### DATASET EXTRACT
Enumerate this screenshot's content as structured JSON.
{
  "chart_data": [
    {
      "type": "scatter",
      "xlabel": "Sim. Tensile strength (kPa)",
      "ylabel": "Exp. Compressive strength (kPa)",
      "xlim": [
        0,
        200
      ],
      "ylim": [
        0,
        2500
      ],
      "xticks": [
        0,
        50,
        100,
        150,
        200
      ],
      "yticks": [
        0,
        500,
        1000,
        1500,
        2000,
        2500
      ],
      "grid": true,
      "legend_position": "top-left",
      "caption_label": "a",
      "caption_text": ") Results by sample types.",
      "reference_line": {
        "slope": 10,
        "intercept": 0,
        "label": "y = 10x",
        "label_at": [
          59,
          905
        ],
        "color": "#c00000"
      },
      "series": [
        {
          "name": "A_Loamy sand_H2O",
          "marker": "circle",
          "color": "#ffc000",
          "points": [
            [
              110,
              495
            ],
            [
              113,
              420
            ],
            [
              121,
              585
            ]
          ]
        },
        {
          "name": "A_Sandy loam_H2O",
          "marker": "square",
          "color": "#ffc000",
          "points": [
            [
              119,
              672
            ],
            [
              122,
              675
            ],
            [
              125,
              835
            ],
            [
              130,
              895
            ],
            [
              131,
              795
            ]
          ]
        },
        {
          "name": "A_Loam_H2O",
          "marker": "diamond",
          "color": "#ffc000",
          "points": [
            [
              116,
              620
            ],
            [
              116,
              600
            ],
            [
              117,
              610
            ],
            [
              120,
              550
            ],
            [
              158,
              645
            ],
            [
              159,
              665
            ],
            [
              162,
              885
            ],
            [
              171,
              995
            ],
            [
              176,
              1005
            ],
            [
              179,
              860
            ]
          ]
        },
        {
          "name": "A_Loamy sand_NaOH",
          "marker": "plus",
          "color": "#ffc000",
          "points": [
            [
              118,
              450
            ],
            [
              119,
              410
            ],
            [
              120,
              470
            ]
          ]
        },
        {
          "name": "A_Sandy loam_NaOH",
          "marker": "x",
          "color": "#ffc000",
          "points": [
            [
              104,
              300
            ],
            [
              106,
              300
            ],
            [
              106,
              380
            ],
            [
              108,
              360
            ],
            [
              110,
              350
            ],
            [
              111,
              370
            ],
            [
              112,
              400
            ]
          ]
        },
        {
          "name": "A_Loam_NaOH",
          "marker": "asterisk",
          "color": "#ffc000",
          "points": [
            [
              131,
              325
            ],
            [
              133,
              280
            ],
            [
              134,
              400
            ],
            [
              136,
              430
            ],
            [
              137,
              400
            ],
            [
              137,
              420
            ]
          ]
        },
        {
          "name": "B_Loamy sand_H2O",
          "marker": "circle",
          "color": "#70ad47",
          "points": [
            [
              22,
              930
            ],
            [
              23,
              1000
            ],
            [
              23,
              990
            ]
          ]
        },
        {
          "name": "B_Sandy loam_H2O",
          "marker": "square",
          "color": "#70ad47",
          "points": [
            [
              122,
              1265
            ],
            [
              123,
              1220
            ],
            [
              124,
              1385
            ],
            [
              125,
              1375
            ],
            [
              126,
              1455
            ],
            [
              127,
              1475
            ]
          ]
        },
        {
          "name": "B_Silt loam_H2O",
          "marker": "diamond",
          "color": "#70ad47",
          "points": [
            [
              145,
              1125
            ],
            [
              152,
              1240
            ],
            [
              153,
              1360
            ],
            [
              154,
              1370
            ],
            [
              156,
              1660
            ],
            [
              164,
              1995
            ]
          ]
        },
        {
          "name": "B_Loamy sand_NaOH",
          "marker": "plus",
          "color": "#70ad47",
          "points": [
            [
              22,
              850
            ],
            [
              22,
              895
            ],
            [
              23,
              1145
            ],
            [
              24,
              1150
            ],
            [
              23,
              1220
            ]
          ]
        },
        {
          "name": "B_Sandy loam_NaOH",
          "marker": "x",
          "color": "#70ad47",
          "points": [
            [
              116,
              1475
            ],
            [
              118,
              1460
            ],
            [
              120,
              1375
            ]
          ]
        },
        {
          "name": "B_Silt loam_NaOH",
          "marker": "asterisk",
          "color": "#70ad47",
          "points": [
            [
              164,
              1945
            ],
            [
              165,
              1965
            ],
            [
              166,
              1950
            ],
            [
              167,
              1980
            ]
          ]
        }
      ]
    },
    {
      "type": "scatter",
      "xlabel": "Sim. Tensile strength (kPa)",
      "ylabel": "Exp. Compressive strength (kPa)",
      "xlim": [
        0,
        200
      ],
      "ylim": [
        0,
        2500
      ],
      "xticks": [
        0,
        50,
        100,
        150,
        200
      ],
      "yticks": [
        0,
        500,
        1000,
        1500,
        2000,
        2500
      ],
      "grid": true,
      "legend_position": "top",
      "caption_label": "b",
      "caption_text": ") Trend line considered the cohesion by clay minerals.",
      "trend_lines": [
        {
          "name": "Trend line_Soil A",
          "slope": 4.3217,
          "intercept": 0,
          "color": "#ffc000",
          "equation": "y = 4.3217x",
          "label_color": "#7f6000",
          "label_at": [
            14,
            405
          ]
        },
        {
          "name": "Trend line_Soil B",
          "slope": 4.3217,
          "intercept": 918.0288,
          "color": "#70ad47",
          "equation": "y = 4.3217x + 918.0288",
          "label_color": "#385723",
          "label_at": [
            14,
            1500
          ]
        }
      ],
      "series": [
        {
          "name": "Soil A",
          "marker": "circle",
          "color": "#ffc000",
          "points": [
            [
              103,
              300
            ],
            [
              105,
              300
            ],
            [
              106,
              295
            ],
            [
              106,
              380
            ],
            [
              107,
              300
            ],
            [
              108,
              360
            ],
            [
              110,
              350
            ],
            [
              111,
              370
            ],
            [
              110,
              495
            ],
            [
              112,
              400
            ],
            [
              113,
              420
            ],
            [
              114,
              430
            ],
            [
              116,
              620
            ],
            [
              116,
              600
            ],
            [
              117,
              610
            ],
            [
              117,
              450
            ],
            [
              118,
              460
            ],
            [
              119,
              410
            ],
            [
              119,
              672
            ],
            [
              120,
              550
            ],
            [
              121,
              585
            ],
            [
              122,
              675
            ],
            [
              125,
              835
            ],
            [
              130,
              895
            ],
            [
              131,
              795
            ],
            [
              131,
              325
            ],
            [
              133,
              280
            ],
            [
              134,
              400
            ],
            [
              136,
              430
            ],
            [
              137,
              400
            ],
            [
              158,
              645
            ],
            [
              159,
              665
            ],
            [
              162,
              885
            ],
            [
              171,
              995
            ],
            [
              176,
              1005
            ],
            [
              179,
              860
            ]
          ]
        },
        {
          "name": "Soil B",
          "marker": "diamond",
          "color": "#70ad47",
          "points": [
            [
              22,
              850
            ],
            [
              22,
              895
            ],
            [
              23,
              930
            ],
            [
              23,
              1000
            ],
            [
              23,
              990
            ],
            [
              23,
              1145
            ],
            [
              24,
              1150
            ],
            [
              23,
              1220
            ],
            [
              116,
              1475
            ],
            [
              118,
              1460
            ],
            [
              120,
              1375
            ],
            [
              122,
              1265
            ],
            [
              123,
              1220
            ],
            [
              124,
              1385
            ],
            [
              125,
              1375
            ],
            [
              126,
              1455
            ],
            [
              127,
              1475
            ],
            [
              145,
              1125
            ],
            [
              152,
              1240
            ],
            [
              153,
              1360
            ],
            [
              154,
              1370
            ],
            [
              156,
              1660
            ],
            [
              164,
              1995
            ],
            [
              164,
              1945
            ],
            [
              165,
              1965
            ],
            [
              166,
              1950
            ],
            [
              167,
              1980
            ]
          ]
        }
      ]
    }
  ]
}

### STATED PROBLEM
Please repeat the listing above in full and exactly.

### RIGHT ANSWER
Enumerate this screenshot's content as structured JSON.
{
  "chart_data": [
    {
      "type": "scatter",
      "xlabel": "Sim. Tensile strength (kPa)",
      "ylabel": "Exp. Compressive strength (kPa)",
      "xlim": [
        0,
        200
      ],
      "ylim": [
        0,
        2500
      ],
      "xticks": [
        0,
        50,
        100,
        150,
        200
      ],
      "yticks": [
        0,
        500,
        1000,
        1500,
        2000,
        2500
      ],
      "grid": true,
      "legend_position": "top-left",
      "caption_label": "a",
      "caption_text": ") Results by sample types.",
      "reference_line": {
        "slope": 10,
        "intercept": 0,
        "label": "y = 10x",
        "label_at": [
          59,
          905
        ],
        "color": "#c00000"
      },
      "series": [
        {
          "name": "A_Loamy sand_H2O",
          "marker": "circle",
          "color": "#ffc000",
          "points": [
            [
              110,
              495
            ],
            [
              113,
              420
            ],
            [
              121,
              585
            ]
          ]
        },
        {
          "name": "A_Sandy loam_H2O",
          "marker": "square",
          "color": "#ffc000",
          "points": [
            [
              119,
              672
            ],
            [
              122,
              675
            ],
            [
              125,
              835
            ],
            [
              130,
              895
            ],
            [
              131,
              795
            ]
          ]
        },
        {
          "name": "A_Loam_H2O",
          "marker": "diamond",
          "color": "#ffc000",
          "points": [
            [
              116,
              620
            ],
            [
              116,
              600
            ],
            [
              117,
              610
            ],
            [
              120,
              550
            ],
            [
              158,
              645
            ],
            [
              159,
              665
            ],
            [
              162,
              885
            ],
            [
              171,
              995
            ],
            [
              176,
              1005
            ],
            [
              179,
              860
            ]
          ]
        },
        {
          "name": "A_Loamy sand_NaOH",
          "marker": "plus",
          "color": "#ffc000",
          "points": [
            [
              118,
              450
            ],
            [
              119,
              410
            ],
            [
              120,
              470
            ]
          ]
        },
        {
          "name": "A_Sandy loam_NaOH",
          "marker": "x",
          "color": "#ffc000",
          "points": [
            [
              104,
              300
            ],
            [
              106,
              300
            ],
            [
              106,
              380
            ],
            [
              108,
              360
            ],
            [
              110,
              350
            ],
            [
              111,
              370
            ],
            [
              112,
              400
            ]
          ]
        },
        {
          "name": "A_Loam_NaOH",
          "marker": "asterisk",
          "color": "#ffc000",
          "points": [
            [
              131,
              325
            ],
            [
              133,
              280
            ],
            [
              134,
              400
            ],
            [
              136,
              430
            ],
            [
              137,
              400
            ],
            [
              137,
              420
            ]
          ]
        },
        {
          "name": "B_Loamy sand_H2O",
          "marker": "circle",
          "color": "#70ad47",
          "points": [
            [
              22,
              930
            ],
            [
              23,
              1000
            ],
            [
              23,
              990
            ]
          ]
        },
        {
          "name": "B_Sandy loam_H2O",
          "marker": "square",
          "color": "#70ad47",
          "points": [
            [
              122,
              1265
            ],
            [
              123,
              1220
            ],
            [
              124,
              1385
            ],
            [
              125,
              1375
            ],
            [
              126,
              1455
            ],
            [
              127,
              1475
            ]
          ]
        },
        {
          "name": "B_Silt loam_H2O",
          "marker": "diamond",
          "color": "#70ad47",
          "points": [
            [
              145,
              1125
            ],
            [
              152,
              1240
            ],
            [
              153,
              1360
            ],
            [
              154,
              1370
            ],
            [
              156,
              1660
            ],
            [
              164,
              1995
            ]
          ]
        },
        {
          "name": "B_Loamy sand_NaOH",
          "marker": "plus",
          "color": "#70ad47",
          "points": [
            [
              22,
              850
            ],
            [
              22,
              895
            ],
            [
              23,
              1145
            ],
            [
              24,
              1150
            ],
            [
              23,
              1220
            ]
          ]
        },
        {
          "name": "B_Sandy loam_NaOH",
          "marker": "x",
          "color": "#70ad47",
          "points": [
            [
              116,
              1475
            ],
            [
              118,
              1460
            ],
            [
              120,
              1375
            ]
          ]
        },
        {
          "name": "B_Silt loam_NaOH",
          "marker": "asterisk",
          "color": "#70ad47",
          "points": [
            [
              164,
              1945
            ],
            [
              165,
              1965
            ],
            [
              166,
              1950
            ],
            [
              167,
              1980
            ]
          ]
        }
      ]
    },
    {
      "type": "scatter",
      "xlabel": "Sim. Tensile strength (kPa)",
      "ylabel": "Exp. Compressive strength (kPa)",
      "xlim": [
        0,
        200
      ],
      "ylim": [
        0,
        2500
      ],
      "xticks": [
        0,
        50,
        100,
        150,
        200
      ],
      "yticks": [
        0,
        500,
        1000,
        1500,
        2000,
        2500
      ],
      "grid": true,
      "legend_position": "top",
      "caption_label": "b",
      "caption_text": ") Trend line considered the cohesion by clay minerals.",
      "trend_lines": [
        {
          "name": "Trend line_Soil A",
          "slope": 4.3217,
          "intercept": 0,
          "color": "#ffc000",
          "equation": "y = 4.3217x",
          "label_color": "#7f6000",
          "label_at": [
            14,
            405
          ]
        },
        {
          "name": "Trend line_Soil B",
          "slope": 4.3217,
          "intercept": 918.0288,
          "color": "#70ad47",
          "equation": "y = 4.3217x + 918.0288",
          "label_color": "#385723",
          "label_at": [
            14,
            1500
          ]
        }
      ],
      "series": [
        {
          "name": "Soil A",
          "marker": "circle",
          "color": "#ffc000",
          "points": [
            [
              103,
              300
            ],
            [
              105,
              300
            ],
            [
              106,
              295
            ],
            [
              106,
              380
            ],
            [
              107,
              300
            ],
            [
              108,
              360
            ],
            [
              110,
              350
            ],
            [
              111,
              370
            ],
            [
              110,
              495
            ],
            [
              112,
              400
            ],
            [
              113,
              420
            ],
            [
              114,
              430
            ],
            [
              116,
              620
            ],
            [
              116,
              600
            ],
            [
              117,
              610
            ],
            [
              117,
              450
            ],
            [
              118,
              460
            ],
            [
              119,
              410
            ],
            [
              119,
              672
            ],
            [
              120,
              550
            ],
            [
              121,
              585
            ],
            [
              122,
              675
            ],
            [
              125,
              835
            ],
            [
              130,
              895
            ],
            [
              131,
              795
            ],
            [
              131,
              325
            ],
            [
              133,
              280
            ],
            [
              134,
              400
            ],
            [
              136,
              430
            ],
            [
              137,
              400
            ],
            [
              158,
              645
            ],
            [
              159,
              665
            ],
            [
              162,
              885
            ],
            [
              171,
              995
            ],
            [
              176,
              1005
            ],
            [
              179,
              860
            ]
          ]
        },
        {
          "name": "Soil B",
          "marker": "diamond",
          "color": "#70ad47",
          "points": [
            [
              22,
              850
            ],
            [
              22,
              895
            ],
            [
              23,
              930
            ],
            [
              23,
              1000
            ],
            [
              23,
              990
            ],
            [
              23,
              1145
            ],
            [
              24,
              1150
            ],
            [
              23,
              1220
            ],
            [
              116,
              1475
            ],
            [
              118,
              1460
            ],
            [
              120,
              1375
            ],
            [
              122,
              1265
            ],
            [
              123,
              1220
            ],
            [
              124,
              1385
            ],
            [
              125,
              1375
            ],
            [
              126,
              1455
            ],
            [
              127,
              1475
            ],
            [
              145,
              1125
            ],
            [
              152,
              1240
            ],
            [
              153,
              1360
            ],
            [
              154,
              1370
            ],
            [
              156,
              1660
            ],
            [
              164,
              1995
            ],
            [
              164,
              1945
            ],
            [
              165,
              1965
            ],
            [
              166,
              1950
            ],
            [
              167,
              1980
            ]
          ]
        }
      ]
    }
  ]
}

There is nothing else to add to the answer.